** Begin **

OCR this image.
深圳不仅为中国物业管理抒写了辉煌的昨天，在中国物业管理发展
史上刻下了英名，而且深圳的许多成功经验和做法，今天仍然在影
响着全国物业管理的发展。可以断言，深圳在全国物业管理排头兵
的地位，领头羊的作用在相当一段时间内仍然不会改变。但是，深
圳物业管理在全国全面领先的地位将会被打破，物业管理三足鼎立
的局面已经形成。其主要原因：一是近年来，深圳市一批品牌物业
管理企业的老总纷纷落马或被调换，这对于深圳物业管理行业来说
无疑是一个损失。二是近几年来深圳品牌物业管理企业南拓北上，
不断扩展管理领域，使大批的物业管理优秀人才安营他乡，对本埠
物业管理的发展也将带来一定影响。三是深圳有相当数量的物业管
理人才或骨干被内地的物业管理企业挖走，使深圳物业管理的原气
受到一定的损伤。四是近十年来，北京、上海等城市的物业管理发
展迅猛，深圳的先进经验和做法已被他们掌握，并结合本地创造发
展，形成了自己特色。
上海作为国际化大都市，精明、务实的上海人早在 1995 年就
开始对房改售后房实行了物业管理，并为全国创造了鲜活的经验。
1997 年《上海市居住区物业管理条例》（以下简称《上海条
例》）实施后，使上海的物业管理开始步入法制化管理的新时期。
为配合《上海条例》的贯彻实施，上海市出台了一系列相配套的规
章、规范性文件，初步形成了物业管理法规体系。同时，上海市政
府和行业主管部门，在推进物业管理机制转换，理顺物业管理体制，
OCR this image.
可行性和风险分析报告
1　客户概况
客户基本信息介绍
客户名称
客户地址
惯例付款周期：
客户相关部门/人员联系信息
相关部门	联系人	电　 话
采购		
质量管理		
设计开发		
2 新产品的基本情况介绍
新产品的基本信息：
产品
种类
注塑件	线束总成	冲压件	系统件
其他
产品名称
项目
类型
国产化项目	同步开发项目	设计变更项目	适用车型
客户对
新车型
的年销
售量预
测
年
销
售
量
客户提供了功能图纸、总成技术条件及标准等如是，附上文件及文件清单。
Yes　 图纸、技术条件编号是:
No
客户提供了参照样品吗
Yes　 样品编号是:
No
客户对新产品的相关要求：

** End **

▶ [Exercise aim]
Repeat the material above in full, exactly as it stands.

▶ [Written solution]
OCR this image.
深圳不仅为中国物业管理抒写了辉煌的昨天，在中国物业管理发展
史上刻下了英名，而且深圳的许多成功经验和做法，今天仍然在影
响着全国物业管理的发展。可以断言，深圳在全国物业管理排头兵
的地位，领头羊的作用在相当一段时间内仍然不会改变。但是，深
圳物业管理在全国全面领先的地位将会被打破，物业管理三足鼎立
的局面已经形成。其主要原因：一是近年来，深圳市一批品牌物业
管理企业的老总纷纷落马或被调换，这对于深圳物业管理行业来说
无疑是一个损失。二是近几年来深圳品牌物业管理企业南拓北上，
不断扩展管理领域，使大批的物业管理优秀人才安营他乡，对本埠
物业管理的发展也将带来一定影响。三是深圳有相当数量的物业管
理人才或骨干被内地的物业管理企业挖走，使深圳物业管理的原气
受到一定的损伤。四是近十年来，北京、上海等城市的物业管理发
展迅猛，深圳的先进经验和做法已被他们掌握，并结合本地创造发
展，形成了自己特色。
上海作为国际化大都市，精明、务实的上海人早在 1995 年就
开始对房改售后房实行了物业管理，并为全国创造了鲜活的经验。
1997 年《上海市居住区物业管理条例》（以下简称《上海条
例》）实施后，使上海的物业管理开始步入法制化管理的新时期。
为配合《上海条例》的贯彻实施，上海市出台了一系列相配套的规
章、规范性文件，初步形成了物业管理法规体系。同时，上海市政
府和行业主管部门，在推进物业管理机制转换，理顺物业管理体制，
OCR this image.
可行性和风险分析报告
1　客户概况
客户基本信息介绍
客户名称
客户地址
惯例付款周期：
客户相关部门/人员联系信息
相关部门	联系人	电　 话
采购		
质量管理		
设计开发		
2 新产品的基本情况介绍
新产品的基本信息：
产品
种类
注塑件	线束总成	冲压件	系统件
其他
产品名称
项目
类型
国产化项目	同步开发项目	设计变更项目	适用车型
客户对
新车型
的年销
售量预
测
年
销
售
量
客户提供了功能图纸、总成技术条件及标准等如是，附上文件及文件清单。
Yes　 图纸、技术条件编号是:
No
客户提供了参照样品吗
Yes　 样品编号是:
No
客户对新产品的相关要求：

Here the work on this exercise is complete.